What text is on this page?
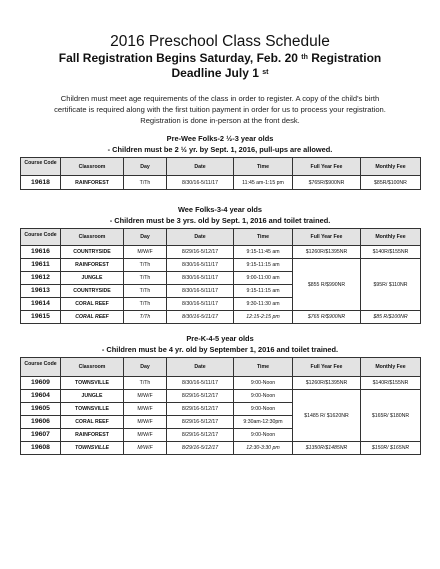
2016 Preschool Class Schedule
Fall Registration Begins Saturday, Feb. 20 $^{th}$ Registration
Deadline July 1 $^{st}$

Children must meet age requirements of the class in order to register. A copy of the child's birth certificate is required along with the first tuition payment in order for us to process your registration. Registration is done in-person at the front desk.

Pre-Wee Folks-2 ½-3 year olds
- Children must be 2 ½ yr. by Sept. 1, 2016, pull-ups are allowed.
Course Code	Classroom	Day	Date	Time	Full Year Fee	Monthly Fee
19618	RAINFOREST	T/Th	8/30/16-5/11/17	11:45 am-1:15 pm	$765R/$900NR	$85R/$100NR
Wee Folks-3-4 year olds
- Children must be 3 yrs. old by Sept. 1, 2016 and toilet trained.
Course Code	Classroom	Day	Date	Time	Full Year Fee	Monthly Fee
19616	COUNTRYSIDE	M/W/F	8/29/16-5/12/17	9:15-11:45 am	$1260R/$1395NR	$140R/$155NR
19611	RAINFOREST	T/Th	8/30/16-5/11/17	9:15-11:15 am	$855 R/$990NR	$95R/ $110NR
19612	JUNGLE	T/Th	8/30/16-5/11/17	9:00-11:00 am		
19613	COUNTRYSIDE	T/Th	8/30/16-5/11/17	9:15-11:15 am		
19614	CORAL REEF	T/Th	8/30/16-5/11/17	9:30-11:30 am		
19615	CORAL REEF	T/Th	8/30/16-5/11/17	12:15-2:15 pm	$765 R/$900NR	$85 R/$100NR
Pre-K-4-5 year olds
- Children must be 4 yr. old by September 1, 2016 and toilet trained.
Course Code	Classroom	Day	Date	Time	Full Year Fee	Monthly Fee
19609	TOWNSVILLE	T/Th	8/30/16-5/11/17	9:00-Noon	$1260R/$1395NR	$140R/$155NR
19604	JUNGLE	M/W/F	8/29/16-5/12/17	9:00-Noon	$1485 R/ $1620NR	$165R/ $180NR
19605	TOWNSVILLE	M/W/F	8/29/16-5/12/17	9:00-Noon		
19606	CORAL REEF	M/W/F	8/29/16-5/12/17	9:30am-12:30pm		
19607	RAINFOREST	M/W/F	8/29/16-5/12/17	9:00-Noon		
19608	TOWNSVILLE	M/W/F	8/29/16-5/12/17	12:30-3:30 pm	$1350R/$1485NR	$150R/ $165NR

==*==

In the records above, find each line with the word "REEF" and copy it.

19614	CORAL REEF	T/Th	8/30/16-5/11/17	9:30-11:30 am		
19615	CORAL REEF	T/Th	8/30/16-5/11/17	12:15-2:15 pm	$765 R/$900NR	$85 R/$100NR
19606	CORAL REEF	M/W/F	8/29/16-5/12/17	9:30am-12:30pm		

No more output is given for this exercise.